* The input
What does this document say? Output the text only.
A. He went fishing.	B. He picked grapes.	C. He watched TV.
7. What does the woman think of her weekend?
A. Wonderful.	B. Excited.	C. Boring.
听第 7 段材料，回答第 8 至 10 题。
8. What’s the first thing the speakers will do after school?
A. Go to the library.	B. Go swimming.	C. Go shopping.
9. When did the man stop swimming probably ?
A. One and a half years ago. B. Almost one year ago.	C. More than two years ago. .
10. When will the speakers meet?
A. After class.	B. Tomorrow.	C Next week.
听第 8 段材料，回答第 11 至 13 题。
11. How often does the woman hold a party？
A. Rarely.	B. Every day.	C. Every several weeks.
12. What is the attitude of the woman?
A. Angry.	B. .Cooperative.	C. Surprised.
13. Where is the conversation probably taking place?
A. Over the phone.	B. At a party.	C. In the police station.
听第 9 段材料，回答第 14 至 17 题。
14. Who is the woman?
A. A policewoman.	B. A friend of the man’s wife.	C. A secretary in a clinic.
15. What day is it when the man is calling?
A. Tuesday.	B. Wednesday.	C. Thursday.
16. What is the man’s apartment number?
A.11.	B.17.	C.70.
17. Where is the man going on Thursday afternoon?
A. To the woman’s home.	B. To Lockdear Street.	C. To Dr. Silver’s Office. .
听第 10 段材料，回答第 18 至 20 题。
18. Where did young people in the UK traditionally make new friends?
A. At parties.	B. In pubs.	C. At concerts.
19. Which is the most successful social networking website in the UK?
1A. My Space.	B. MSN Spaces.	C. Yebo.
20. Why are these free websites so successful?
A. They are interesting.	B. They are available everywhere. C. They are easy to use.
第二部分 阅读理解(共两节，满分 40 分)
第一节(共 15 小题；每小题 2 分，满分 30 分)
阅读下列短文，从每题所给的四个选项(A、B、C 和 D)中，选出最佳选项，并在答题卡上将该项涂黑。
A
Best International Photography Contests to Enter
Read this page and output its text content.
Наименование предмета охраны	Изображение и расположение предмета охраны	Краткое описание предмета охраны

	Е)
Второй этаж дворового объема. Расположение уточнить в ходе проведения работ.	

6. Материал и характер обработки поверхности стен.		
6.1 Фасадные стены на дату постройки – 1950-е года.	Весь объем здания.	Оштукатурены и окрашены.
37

* Problem details
Gather all the lines that include the word "will" and copy them out.

* Task solution
8. What’s the first thing the speakers will do after school?
10. When will the speakers meet?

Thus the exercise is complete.